_Stated problem_. Duplicate the lines of the material below, starting at the line that contains "Patent image size: (956, 582)." and ending with, and including, the line that contains "The locking means 6 is at (282, 213).".

(Stored data)
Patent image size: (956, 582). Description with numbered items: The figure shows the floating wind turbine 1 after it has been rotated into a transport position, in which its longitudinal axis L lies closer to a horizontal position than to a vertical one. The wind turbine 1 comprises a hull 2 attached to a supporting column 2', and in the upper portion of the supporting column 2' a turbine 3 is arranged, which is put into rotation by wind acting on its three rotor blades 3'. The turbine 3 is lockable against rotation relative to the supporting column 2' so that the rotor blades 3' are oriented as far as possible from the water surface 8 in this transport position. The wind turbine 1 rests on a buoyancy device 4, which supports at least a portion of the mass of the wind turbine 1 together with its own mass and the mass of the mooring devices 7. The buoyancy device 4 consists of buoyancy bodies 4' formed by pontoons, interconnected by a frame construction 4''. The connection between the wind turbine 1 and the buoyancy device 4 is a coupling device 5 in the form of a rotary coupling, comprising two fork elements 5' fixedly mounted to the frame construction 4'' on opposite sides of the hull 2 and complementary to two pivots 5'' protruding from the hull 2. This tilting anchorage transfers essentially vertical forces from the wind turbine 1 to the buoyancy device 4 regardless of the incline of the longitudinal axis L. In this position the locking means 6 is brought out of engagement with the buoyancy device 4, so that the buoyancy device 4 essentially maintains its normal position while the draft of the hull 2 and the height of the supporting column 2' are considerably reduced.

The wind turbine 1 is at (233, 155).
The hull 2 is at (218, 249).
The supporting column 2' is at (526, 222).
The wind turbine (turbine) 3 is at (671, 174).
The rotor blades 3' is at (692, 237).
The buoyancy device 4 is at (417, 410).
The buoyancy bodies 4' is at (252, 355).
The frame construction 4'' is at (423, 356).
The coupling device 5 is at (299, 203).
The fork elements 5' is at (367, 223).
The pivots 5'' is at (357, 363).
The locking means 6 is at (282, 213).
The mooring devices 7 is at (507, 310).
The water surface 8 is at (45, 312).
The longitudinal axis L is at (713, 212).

--

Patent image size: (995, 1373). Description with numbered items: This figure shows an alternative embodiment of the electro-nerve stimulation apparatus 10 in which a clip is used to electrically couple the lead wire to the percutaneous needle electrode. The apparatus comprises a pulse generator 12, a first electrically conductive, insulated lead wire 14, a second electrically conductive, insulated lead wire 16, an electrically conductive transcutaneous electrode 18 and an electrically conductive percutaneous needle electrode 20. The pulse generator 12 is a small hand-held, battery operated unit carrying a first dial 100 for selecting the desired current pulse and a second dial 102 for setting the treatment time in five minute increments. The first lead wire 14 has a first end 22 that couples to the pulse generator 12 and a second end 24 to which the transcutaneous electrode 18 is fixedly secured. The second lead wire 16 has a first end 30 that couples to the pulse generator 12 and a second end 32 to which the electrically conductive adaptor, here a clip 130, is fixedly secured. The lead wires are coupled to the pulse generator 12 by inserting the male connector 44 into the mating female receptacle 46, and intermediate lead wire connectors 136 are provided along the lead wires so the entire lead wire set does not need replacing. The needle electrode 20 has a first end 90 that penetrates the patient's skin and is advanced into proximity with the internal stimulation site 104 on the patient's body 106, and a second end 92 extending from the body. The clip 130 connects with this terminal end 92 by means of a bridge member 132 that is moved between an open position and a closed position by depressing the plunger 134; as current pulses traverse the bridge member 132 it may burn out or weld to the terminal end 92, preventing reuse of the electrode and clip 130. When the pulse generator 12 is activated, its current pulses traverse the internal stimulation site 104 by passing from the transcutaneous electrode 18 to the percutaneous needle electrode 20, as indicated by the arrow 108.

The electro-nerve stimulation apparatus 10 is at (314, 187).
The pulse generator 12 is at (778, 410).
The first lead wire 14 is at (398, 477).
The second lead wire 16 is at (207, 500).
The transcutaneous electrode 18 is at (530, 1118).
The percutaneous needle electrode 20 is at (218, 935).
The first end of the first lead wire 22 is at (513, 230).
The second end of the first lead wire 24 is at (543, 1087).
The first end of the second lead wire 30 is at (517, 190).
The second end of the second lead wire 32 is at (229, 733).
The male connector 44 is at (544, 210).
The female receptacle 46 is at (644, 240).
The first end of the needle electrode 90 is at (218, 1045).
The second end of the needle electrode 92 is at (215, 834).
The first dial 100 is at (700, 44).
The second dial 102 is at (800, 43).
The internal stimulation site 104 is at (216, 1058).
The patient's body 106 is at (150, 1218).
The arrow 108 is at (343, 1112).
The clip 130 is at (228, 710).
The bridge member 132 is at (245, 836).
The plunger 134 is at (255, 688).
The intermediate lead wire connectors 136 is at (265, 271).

_Output below_.
Patent image size: (956, 582). Description with numbered items: The figure shows the floating wind turbine 1 after it has been rotated into a transport position, in which its longitudinal axis L lies closer to a horizontal position than to a vertical one. The wind turbine 1 comprises a hull 2 attached to a supporting column 2', and in the upper portion of the supporting column 2' a turbine 3 is arranged, which is put into rotation by wind acting on its three rotor blades 3'. The turbine 3 is lockable against rotation relative to the supporting column 2' so that the rotor blades 3' are oriented as far as possible from the water surface 8 in this transport position. The wind turbine 1 rests on a buoyancy device 4, which supports at least a portion of the mass of the wind turbine 1 together with its own mass and the mass of the mooring devices 7. The buoyancy device 4 consists of buoyancy bodies 4' formed by pontoons, interconnected by a frame construction 4''. The connection between the wind turbine 1 and the buoyancy device 4 is a coupling device 5 in the form of a rotary coupling, comprising two fork elements 5' fixedly mounted to the frame construction 4'' on opposite sides of the hull 2 and complementary to two pivots 5'' protruding from the hull 2. This tilting anchorage transfers essentially vertical forces from the wind turbine 1 to the buoyancy device 4 regardless of the incline of the longitudinal axis L. In this position the locking means 6 is brought out of engagement with the buoyancy device 4, so that the buoyancy device 4 essentially maintains its normal position while the draft of the hull 2 and the height of the supporting column 2' are considerably reduced.

The wind turbine 1 is at (233, 155).
The hull 2 is at (218, 249).
The supporting column 2' is at (526, 222).
The wind turbine (turbine) 3 is at (671, 174).
The rotor blades 3' is at (692, 237).
The buoyancy device 4 is at (417, 410).
The buoyancy bodies 4' is at (252, 355).
The frame construction 4'' is at (423, 356).
The coupling device 5 is at (299, 203).
The fork elements 5' is at (367, 223).
The pivots 5'' is at (357, 363).
The locking means 6 is at (282, 213).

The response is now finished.